What to do:
1. In the text on tricking children to teach them lessons, rewrite the paragraph beginning "2. This type of experiment often denies informed consent" as a shorter bulleted list that keeps its main points.
2. Resume the text on tricking children to teach them lessons after its last sentence, keeping the same voice and numbered-point style.

Text passage:
Lately many pages and online friends have touted the "benefits" of teaching children lessons. Apparently there is an idea that children must be psychologically tricked into realizing the severity of some choices they may or may not make as older children and adults. I find this deeply disturbing. Not only do some of my (supposedly) attachment parent friends consider this to be the case, but many pages that claim to be in tune with nature and natural practices also subscribe to this belief. Personally, I find this disturbing for many reasons.
1. This idea supports the choice of experimenting on children and using psychological tactics to prove a point. This is the direct opposite of what attachment parents are supposed to do. We are supposed to model proper choices, be patient, and discuss issues/solutions.
2. This type of experiment often denies informed consent. No, a parent should not consent to a child being part of psychological trickery in order to prove a point or do research. A child should be able to consent to any such test, but children are not always capable of this. In those cases, no consent can be given and no test or experiment should occur.
3. How would you feel if someone told you one thing, which possibly upset you though you did nothing wrong, then told you it was just a trick to see what you would say or do because you needed to be taught a lesson or because someone "needed" data?
4. How would you feel if someone thought you were only capable of true critical thinking if you were tricked into it? What if everyone thought you would not understand through modeling, reading literature, listening to and participating in discussions, and volunteering? I know that I deserve more respect than that, don't children?

Study material:
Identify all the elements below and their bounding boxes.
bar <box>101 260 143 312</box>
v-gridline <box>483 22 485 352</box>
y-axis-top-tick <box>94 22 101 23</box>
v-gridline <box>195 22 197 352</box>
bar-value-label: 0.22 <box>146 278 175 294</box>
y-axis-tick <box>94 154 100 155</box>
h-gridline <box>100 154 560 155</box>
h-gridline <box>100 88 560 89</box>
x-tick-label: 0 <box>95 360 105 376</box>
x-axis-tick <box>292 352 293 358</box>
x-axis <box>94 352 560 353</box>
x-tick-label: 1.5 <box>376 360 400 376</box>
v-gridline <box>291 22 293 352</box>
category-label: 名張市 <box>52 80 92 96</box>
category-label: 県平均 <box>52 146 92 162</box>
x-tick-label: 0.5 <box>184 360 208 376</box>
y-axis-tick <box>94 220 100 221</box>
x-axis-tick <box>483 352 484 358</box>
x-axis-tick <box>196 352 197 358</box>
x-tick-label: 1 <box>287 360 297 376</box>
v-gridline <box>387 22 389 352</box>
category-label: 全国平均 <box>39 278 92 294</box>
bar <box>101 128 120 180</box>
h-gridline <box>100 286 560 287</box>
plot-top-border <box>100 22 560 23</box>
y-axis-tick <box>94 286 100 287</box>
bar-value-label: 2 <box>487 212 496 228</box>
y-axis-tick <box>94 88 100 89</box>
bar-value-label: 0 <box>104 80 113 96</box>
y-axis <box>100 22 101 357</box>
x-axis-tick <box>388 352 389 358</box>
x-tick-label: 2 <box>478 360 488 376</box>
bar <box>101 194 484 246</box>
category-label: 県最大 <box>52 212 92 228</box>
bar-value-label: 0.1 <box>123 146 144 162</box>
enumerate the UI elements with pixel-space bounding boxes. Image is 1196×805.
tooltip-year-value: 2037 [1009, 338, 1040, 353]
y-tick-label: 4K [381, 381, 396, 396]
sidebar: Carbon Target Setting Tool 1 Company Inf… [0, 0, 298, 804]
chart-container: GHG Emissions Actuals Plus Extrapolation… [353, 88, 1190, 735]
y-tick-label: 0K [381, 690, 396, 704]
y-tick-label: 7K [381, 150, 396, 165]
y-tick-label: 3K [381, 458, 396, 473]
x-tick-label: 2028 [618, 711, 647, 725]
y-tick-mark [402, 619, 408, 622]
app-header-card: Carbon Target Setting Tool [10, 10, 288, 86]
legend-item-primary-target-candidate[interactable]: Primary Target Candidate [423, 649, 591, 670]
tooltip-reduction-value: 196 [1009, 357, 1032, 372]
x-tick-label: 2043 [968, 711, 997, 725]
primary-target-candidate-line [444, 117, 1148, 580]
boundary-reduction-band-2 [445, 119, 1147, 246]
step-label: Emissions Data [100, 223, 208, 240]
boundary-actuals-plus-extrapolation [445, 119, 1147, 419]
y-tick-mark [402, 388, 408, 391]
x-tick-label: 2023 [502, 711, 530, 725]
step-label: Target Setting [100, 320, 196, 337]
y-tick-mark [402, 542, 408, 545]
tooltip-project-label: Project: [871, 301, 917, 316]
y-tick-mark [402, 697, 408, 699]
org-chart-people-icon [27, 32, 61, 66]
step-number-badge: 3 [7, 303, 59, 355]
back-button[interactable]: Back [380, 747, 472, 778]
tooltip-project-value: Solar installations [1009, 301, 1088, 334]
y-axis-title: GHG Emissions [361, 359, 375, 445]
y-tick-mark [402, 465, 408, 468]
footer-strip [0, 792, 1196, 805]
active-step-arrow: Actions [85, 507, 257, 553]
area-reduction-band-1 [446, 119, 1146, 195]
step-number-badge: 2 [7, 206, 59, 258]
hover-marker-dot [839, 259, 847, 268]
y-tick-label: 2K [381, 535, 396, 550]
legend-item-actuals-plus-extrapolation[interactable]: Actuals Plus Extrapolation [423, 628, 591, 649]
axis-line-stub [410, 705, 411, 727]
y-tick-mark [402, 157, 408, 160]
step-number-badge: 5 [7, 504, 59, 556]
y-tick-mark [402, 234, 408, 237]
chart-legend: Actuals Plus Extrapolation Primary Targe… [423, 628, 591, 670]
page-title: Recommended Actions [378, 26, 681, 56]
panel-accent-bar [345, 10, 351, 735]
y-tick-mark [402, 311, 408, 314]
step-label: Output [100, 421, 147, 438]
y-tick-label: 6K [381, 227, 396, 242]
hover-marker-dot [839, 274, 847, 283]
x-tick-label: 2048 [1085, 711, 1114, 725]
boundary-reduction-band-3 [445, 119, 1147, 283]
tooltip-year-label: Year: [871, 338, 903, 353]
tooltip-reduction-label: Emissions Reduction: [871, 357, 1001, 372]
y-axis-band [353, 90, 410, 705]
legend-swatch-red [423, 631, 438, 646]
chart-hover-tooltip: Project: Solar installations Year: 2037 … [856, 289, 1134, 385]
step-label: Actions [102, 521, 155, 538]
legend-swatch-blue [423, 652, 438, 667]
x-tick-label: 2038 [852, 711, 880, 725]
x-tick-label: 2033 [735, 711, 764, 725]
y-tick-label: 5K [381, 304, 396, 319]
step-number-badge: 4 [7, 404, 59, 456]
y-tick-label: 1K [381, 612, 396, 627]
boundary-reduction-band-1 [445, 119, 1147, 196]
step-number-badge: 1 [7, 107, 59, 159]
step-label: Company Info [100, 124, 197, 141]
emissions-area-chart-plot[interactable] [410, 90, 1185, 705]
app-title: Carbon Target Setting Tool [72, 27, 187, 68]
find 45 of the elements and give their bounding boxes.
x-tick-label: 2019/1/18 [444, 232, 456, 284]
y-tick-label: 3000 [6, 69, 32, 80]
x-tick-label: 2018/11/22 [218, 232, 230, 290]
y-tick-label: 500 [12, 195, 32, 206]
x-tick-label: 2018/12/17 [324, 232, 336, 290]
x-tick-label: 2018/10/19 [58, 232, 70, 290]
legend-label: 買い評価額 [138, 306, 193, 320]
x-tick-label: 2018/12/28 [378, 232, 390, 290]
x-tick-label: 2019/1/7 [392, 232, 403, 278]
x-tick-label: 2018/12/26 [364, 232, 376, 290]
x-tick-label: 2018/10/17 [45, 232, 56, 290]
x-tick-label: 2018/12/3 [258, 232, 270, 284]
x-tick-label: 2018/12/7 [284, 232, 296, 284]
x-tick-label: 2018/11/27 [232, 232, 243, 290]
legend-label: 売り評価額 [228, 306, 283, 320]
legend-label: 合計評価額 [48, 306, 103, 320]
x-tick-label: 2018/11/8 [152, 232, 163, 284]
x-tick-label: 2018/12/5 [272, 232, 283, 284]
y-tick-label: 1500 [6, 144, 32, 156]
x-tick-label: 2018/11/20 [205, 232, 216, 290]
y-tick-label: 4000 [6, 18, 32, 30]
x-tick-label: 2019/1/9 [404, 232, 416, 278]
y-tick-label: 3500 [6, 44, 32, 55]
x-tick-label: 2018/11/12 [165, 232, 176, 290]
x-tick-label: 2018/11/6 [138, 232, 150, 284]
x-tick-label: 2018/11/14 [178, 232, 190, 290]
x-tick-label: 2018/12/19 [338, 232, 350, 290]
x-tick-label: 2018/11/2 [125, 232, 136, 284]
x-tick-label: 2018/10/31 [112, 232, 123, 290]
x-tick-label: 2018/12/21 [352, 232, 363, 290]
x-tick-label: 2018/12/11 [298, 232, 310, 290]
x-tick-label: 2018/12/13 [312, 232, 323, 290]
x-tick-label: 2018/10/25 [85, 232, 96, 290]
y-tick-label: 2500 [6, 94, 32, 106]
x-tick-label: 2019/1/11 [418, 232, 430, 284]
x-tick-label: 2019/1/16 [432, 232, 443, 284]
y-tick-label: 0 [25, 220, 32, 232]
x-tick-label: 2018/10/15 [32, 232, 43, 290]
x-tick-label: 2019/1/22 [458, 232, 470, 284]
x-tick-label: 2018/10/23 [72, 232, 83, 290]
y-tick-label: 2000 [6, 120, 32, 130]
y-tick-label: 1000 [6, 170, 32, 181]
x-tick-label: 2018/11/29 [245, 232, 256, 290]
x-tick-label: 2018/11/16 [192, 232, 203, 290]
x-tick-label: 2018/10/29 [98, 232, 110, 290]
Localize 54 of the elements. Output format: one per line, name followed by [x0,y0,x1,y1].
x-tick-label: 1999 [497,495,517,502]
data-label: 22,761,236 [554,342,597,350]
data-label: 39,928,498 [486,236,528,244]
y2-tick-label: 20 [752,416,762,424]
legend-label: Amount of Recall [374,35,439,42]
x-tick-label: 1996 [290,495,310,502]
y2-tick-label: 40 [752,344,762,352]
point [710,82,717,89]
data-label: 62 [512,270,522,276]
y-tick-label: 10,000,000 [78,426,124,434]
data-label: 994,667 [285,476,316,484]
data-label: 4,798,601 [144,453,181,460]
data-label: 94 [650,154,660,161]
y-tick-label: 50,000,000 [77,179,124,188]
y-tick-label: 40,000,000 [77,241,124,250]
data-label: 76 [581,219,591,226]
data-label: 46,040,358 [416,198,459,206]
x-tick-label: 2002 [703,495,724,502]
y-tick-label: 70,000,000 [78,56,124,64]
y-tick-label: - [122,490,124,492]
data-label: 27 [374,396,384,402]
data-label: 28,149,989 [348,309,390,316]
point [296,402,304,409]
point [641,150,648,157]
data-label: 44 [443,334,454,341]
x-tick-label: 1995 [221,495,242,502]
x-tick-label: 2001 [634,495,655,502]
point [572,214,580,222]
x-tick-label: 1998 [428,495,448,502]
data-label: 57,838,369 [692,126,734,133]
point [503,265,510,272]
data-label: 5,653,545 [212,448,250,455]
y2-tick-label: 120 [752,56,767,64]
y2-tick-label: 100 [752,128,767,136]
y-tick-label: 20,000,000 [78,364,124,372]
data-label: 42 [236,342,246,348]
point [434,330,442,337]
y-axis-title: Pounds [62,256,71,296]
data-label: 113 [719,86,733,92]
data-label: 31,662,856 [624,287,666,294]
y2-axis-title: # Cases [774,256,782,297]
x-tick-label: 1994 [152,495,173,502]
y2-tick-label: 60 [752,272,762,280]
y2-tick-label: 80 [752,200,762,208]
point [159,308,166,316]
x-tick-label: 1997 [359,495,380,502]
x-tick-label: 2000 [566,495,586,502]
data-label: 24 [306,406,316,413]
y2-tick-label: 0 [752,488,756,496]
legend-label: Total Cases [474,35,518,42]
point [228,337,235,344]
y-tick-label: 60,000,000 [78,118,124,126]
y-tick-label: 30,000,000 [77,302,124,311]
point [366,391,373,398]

Answers:
1.
- Such experiments often deny informed consent.
- A parent should not consent on a child's behalf to psychological trickery meant to prove a point or gather research.
- The child should be the one to consent to any such test, but children are not always able to.
- Where a child cannot consent, no test or experiment should take place.

2.
5. Do we really need to make children feel bad in order to teach them a lesson? No, of course not. If you feel the need to make someone else feel bad in order to teach them, then you are not a fit teacher.
6. Putting your cause above children's rights, health, and safety (whether physical or psychological) is evidence that you are not putting children first. You may say you are doing the right thing, but you are not.
7. You are breaking the care giver/child bond when you use trickery to "teach". This can shake a child's confidence and affect decision making int he future with regard to friends and also partners. Unfortunately, one very negative experience can impact these decision making skills for life.
I could go on all day, but for now this is enough food for thought. Please remember that your actions directly affect how a child behaves. Trusting your child and modeling steadfast decision making skills are huge indicators of how your child will behave later in life. Trust yourself and trust your child. We are all inherently good.